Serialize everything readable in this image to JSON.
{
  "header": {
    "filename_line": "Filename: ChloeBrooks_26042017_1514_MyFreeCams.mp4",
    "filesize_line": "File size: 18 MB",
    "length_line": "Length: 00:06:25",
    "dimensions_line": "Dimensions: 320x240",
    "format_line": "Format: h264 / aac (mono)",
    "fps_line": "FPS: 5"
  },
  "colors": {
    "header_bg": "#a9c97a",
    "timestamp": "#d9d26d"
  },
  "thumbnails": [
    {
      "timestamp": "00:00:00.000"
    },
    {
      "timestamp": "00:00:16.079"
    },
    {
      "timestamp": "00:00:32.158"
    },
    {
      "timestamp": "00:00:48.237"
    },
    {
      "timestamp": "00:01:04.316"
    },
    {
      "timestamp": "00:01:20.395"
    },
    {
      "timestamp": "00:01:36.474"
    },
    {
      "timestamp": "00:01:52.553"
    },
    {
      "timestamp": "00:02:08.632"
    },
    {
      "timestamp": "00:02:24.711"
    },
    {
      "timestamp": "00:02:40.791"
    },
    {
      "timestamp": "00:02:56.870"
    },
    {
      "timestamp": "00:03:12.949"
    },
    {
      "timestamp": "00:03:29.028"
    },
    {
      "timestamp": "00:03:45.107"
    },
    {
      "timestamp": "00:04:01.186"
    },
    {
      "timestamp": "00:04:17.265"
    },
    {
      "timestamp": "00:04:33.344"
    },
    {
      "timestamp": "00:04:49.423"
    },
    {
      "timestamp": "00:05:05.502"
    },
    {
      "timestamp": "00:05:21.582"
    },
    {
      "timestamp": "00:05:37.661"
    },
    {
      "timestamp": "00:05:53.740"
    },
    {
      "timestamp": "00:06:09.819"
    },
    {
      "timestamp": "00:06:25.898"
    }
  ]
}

———

## [Task]
Repeat every record, keeping each word and mark exactly as it is.

## [Correct output]
Serialize everything readable in this image to JSON.
{
  "header": {
    "filename_line": "Filename: ChloeBrooks_26042017_1514_MyFreeCams.mp4",
    "filesize_line": "File size: 18 MB",
    "length_line": "Length: 00:06:25",
    "dimensions_line": "Dimensions: 320x240",
    "format_line": "Format: h264 / aac (mono)",
    "fps_line": "FPS: 5"
  },
  "colors": {
    "header_bg": "#a9c97a",
    "timestamp": "#d9d26d"
  },
  "thumbnails": [
    {
      "timestamp": "00:00:00.000"
    },
    {
      "timestamp": "00:00:16.079"
    },
    {
      "timestamp": "00:00:32.158"
    },
    {
      "timestamp": "00:00:48.237"
    },
    {
      "timestamp": "00:01:04.316"
    },
    {
      "timestamp": "00:01:20.395"
    },
    {
      "timestamp": "00:01:36.474"
    },
    {
      "timestamp": "00:01:52.553"
    },
    {
      "timestamp": "00:02:08.632"
    },
    {
      "timestamp": "00:02:24.711"
    },
    {
      "timestamp": "00:02:40.791"
    },
    {
      "timestamp": "00:02:56.870"
    },
    {
      "timestamp": "00:03:12.949"
    },
    {
      "timestamp": "00:03:29.028"
    },
    {
      "timestamp": "00:03:45.107"
    },
    {
      "timestamp": "00:04:01.186"
    },
    {
      "timestamp": "00:04:17.265"
    },
    {
      "timestamp": "00:04:33.344"
    },
    {
      "timestamp": "00:04:49.423"
    },
    {
      "timestamp": "00:05:05.502"
    },
    {
      "timestamp": "00:05:21.582"
    },
    {
      "timestamp": "00:05:37.661"
    },
    {
      "timestamp": "00:05:53.740"
    },
    {
      "timestamp": "00:06:09.819"
    },
    {
      "timestamp": "00:06:25.898"
    }
  ]
}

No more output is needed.